Exercise prompt:
Reproduce every line of the data below without changing anything.

Records to process:
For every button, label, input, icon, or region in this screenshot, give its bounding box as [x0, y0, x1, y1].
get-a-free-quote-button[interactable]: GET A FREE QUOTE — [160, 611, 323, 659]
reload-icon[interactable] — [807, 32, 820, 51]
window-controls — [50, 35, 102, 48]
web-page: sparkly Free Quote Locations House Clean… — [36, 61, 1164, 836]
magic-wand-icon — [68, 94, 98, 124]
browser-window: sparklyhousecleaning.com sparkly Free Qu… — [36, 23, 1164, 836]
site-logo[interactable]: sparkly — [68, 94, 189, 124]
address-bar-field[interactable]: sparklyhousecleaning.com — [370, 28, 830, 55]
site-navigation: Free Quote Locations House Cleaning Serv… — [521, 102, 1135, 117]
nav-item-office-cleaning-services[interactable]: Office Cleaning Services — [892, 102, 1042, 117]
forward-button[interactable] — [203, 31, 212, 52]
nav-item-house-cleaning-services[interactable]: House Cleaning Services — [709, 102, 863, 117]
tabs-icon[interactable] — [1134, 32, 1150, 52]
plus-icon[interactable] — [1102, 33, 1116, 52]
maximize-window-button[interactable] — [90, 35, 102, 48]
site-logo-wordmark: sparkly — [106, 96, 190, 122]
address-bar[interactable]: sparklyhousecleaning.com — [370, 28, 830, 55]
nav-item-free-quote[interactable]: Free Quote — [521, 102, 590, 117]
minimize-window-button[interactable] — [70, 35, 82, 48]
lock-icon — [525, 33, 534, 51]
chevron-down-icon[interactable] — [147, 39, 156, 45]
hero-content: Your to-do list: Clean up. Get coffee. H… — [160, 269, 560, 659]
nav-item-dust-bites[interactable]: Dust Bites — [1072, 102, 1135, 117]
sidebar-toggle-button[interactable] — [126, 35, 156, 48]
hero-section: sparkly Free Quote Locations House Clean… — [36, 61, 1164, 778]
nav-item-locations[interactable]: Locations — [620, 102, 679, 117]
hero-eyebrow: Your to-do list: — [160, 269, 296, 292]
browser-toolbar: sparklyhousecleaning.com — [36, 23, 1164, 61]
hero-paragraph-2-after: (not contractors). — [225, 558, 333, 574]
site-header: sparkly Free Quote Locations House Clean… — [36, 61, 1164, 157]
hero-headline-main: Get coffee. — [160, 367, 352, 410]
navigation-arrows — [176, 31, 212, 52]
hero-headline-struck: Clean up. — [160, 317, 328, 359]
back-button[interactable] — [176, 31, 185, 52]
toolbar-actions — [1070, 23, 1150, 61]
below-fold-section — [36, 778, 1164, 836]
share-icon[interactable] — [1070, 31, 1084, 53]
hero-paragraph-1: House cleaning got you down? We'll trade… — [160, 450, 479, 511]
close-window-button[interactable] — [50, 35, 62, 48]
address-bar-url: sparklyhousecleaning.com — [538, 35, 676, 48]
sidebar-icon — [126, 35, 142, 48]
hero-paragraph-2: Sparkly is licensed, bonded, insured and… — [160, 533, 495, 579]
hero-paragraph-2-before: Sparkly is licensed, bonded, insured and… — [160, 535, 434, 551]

Complete answer:
For every button, label, input, icon, or region in this screenshot, give its bounding box as [x0, y0, x1, y1].
get-a-free-quote-button[interactable]: GET A FREE QUOTE — [160, 611, 323, 659]
reload-icon[interactable] — [807, 32, 820, 51]
window-controls — [50, 35, 102, 48]
web-page: sparkly Free Quote Locations House Clean… — [36, 61, 1164, 836]
magic-wand-icon — [68, 94, 98, 124]
browser-window: sparklyhousecleaning.com sparkly Free Qu… — [36, 23, 1164, 836]
site-logo[interactable]: sparkly — [68, 94, 189, 124]
address-bar-field[interactable]: sparklyhousecleaning.com — [370, 28, 830, 55]
site-navigation: Free Quote Locations House Cleaning Serv… — [521, 102, 1135, 117]
nav-item-office-cleaning-services[interactable]: Office Cleaning Services — [892, 102, 1042, 117]
forward-button[interactable] — [203, 31, 212, 52]
nav-item-house-cleaning-services[interactable]: House Cleaning Services — [709, 102, 863, 117]
tabs-icon[interactable] — [1134, 32, 1150, 52]
plus-icon[interactable] — [1102, 33, 1116, 52]
maximize-window-button[interactable] — [90, 35, 102, 48]
site-logo-wordmark: sparkly — [106, 96, 190, 122]
address-bar[interactable]: sparklyhousecleaning.com — [370, 28, 830, 55]
nav-item-free-quote[interactable]: Free Quote — [521, 102, 590, 117]
minimize-window-button[interactable] — [70, 35, 82, 48]
lock-icon — [525, 33, 534, 51]
chevron-down-icon[interactable] — [147, 39, 156, 45]
hero-content: Your to-do list: Clean up. Get coffee. H… — [160, 269, 560, 659]
nav-item-dust-bites[interactable]: Dust Bites — [1072, 102, 1135, 117]
sidebar-toggle-button[interactable] — [126, 35, 156, 48]
hero-section: sparkly Free Quote Locations House Clean… — [36, 61, 1164, 778]
nav-item-locations[interactable]: Locations — [620, 102, 679, 117]
hero-eyebrow: Your to-do list: — [160, 269, 296, 292]
browser-toolbar: sparklyhousecleaning.com — [36, 23, 1164, 61]
hero-paragraph-2-after: (not contractors). — [225, 558, 333, 574]
site-header: sparkly Free Quote Locations House Clean… — [36, 61, 1164, 157]
hero-headline-main: Get coffee. — [160, 367, 352, 410]
navigation-arrows — [176, 31, 212, 52]
hero-headline-struck: Clean up. — [160, 317, 328, 359]
back-button[interactable] — [176, 31, 185, 52]
toolbar-actions — [1070, 23, 1150, 61]
below-fold-section — [36, 778, 1164, 836]
share-icon[interactable] — [1070, 31, 1084, 53]
hero-paragraph-1: House cleaning got you down? We'll trade… — [160, 450, 479, 511]
close-window-button[interactable] — [50, 35, 62, 48]
address-bar-url: sparklyhousecleaning.com — [538, 35, 676, 48]
sidebar-icon — [126, 35, 142, 48]
hero-paragraph-2: Sparkly is licensed, bonded, insured and… — [160, 533, 495, 579]
hero-paragraph-2-before: Sparkly is licensed, bonded, insured and… — [160, 535, 434, 551]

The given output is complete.